▶ [Aim of the task]: Pull out every line below containing the word "monitor".

***** Input records

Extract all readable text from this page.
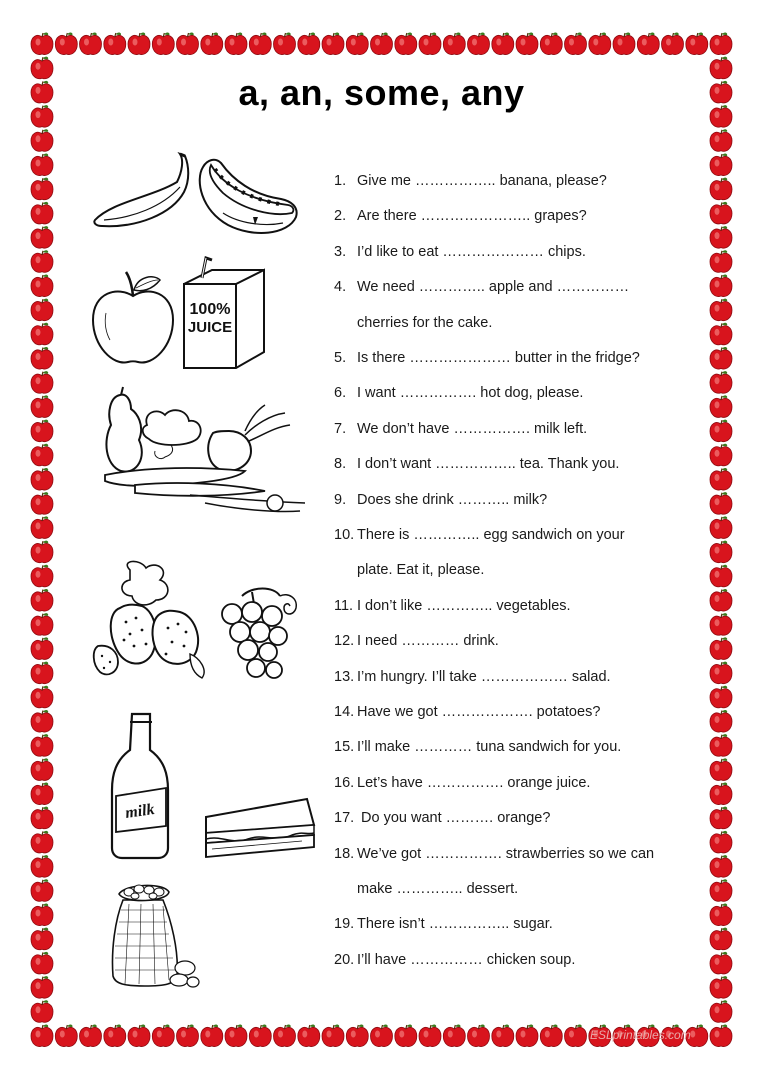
a, an, some, any
100%
JUICE
milk
1. Give me …………….. banana, please?
2. Are there ………………….. grapes?
3. I’d like to eat ………………… chips.
4. We need ………….. apple and ……………
cherries for the cake.
5. Is there ………………… butter in the fridge?
6. I want ……………. hot dog, please.
7. We don’t have ……………. milk left.
8. I don’t want …………….. tea. Thank you.
9. Does she drink ……….. milk?
10. There is ………….. egg sandwich on your
plate. Eat it, please.
11. I don’t like ………….. vegetables.
12. I need ………… drink.
13. I’m hungry. I’ll take ……………… salad.
14. Have we got ………………. potatoes?
15. I’ll make ………… tuna sandwich for you.
16. Let’s have ……………. orange juice.
17. Do you want ………. orange?
18. We’ve got ……………. strawberries so we can
make ………….. dessert.
19. There isn’t …………….. sugar.
20. I’ll have …………… chicken soup.
ESLprintables.com
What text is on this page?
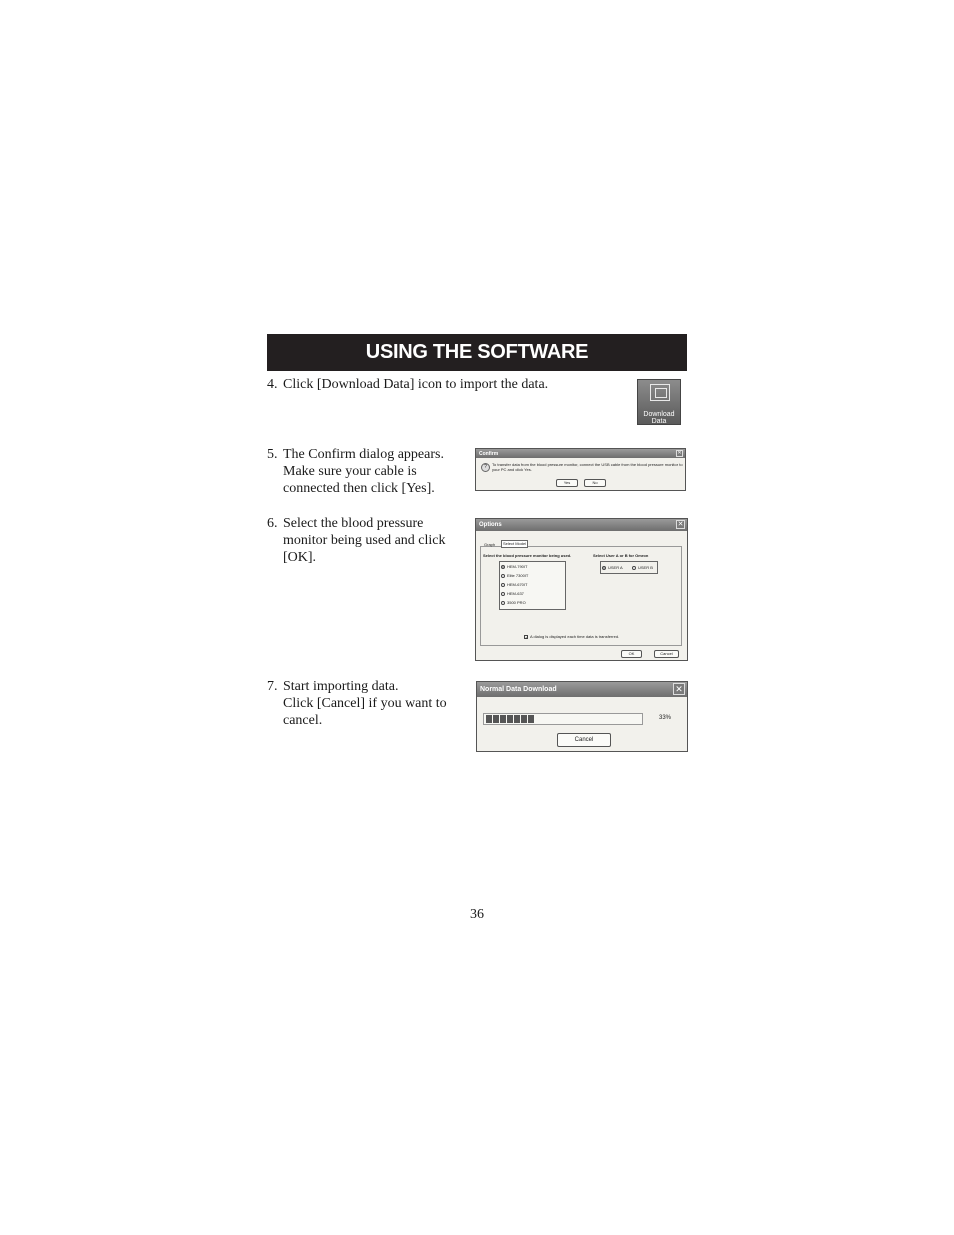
USING THE SOFTWARE
4. Click [Download Data] icon to import the data.
Download Data
5. The Confirm dialog appears.
Make sure your cable is
connected then click [Yes].
Confirm	✕
?	To transfer data from the blood pressure monitor, connect the USB cable from the blood pressure monitor to your PC and click Yes.
Yes	No
6. Select the blood pressure
monitor being used and click
[OK].
Options	✕
Graph	Select Model
Select the blood pressure monitor being used.	Select User A or B for Omron
HEM-790IT
Elite 7300IT
HEM-670IT
HEM-637
3500 PRO
USER A	USER B
✓ A dialog is displayed each time data is transferred.
OK	Cancel
7. Start importing data.
Click [Cancel] if you want to
cancel.
Normal Data Download	✕
33%
Cancel
36
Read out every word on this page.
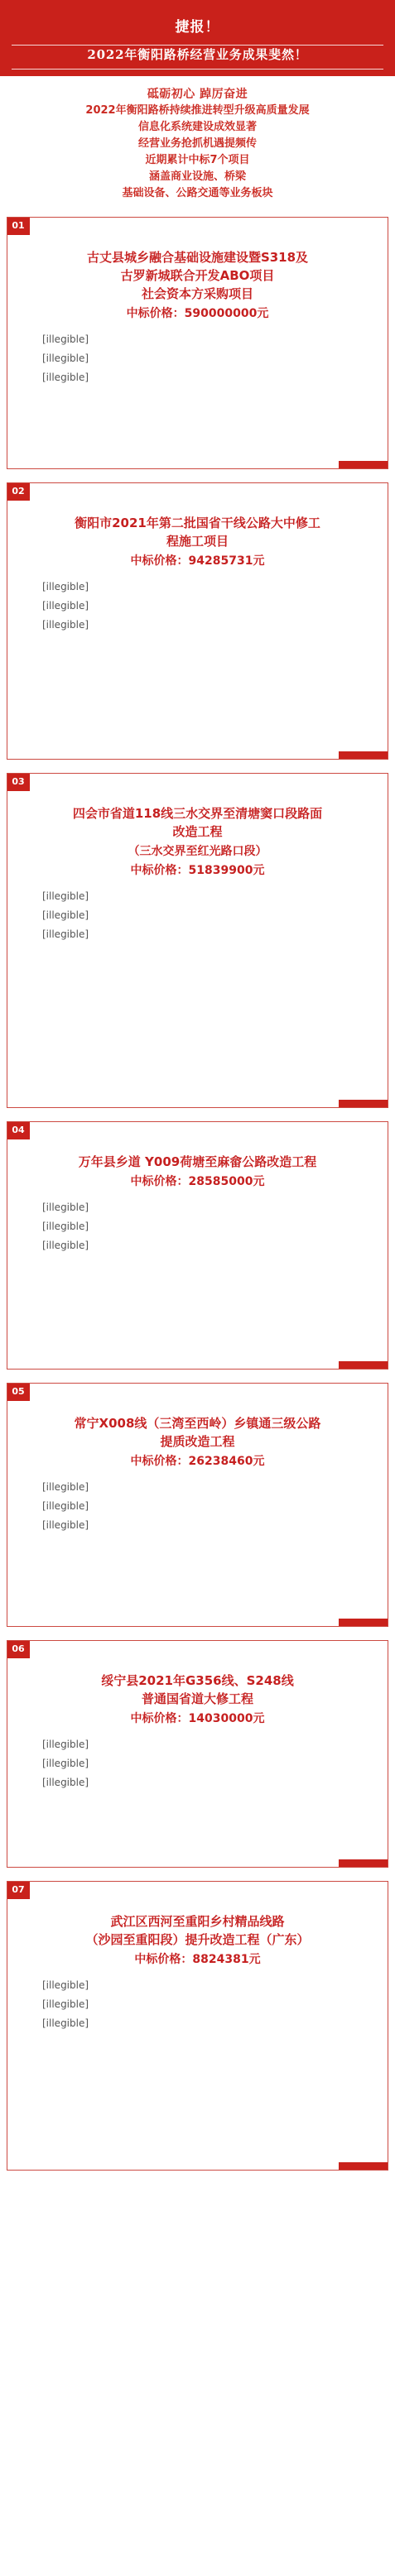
捷报！
2022年衡阳路桥经营业务成果斐然！
砥砺初心 踔厉奋进
2022年衡阳路桥持续推进转型升级高质量发展
信息化系统建设成效显著
经营业务抢抓机遇提频传
近期累计中标7个项目
涵盖商业设施、桥梁
基础设备、公路交通等业务板块
01
古丈县城乡融合基础设施建设暨S318及
古罗新城联合开发ABO项目
社会资本方采购项目
中标价格：590000000元

[illegible]

[illegible]

[illegible]

02
衡阳市2021年第二批国省干线公路大中修工
程施工项目
中标价格：94285731元

[illegible]

[illegible]

[illegible]

03
四会市省道118线三水交界至清塘窦口段路面
改造工程
（三水交界至红光路口段）
中标价格：51839900元

[illegible]

[illegible]

[illegible]

04
万年县乡道 Y009荷塘至麻畲公路改造工程
中标价格：28585000元

[illegible]

[illegible]

[illegible]

05
常宁X008线（三湾至西岭）乡镇通三级公路
提质改造工程
中标价格：26238460元

[illegible]

[illegible]

[illegible]

06
绥宁县2021年G356线、S248线
普通国省道大修工程
中标价格：14030000元

[illegible]

[illegible]

[illegible]

07
武江区西河至重阳乡村精品线路
（沙园至重阳段）提升改造工程（广东）
中标价格：8824381元

[illegible]

[illegible]

[illegible]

**********

▶ [Task response]:
?	To transfer data from the blood pressure monitor, connect the USB cable from the blood pressure monitor to your PC and click Yes.
monitor being used and click
Select the blood pressure monitor being used.	Select User A or B for Omron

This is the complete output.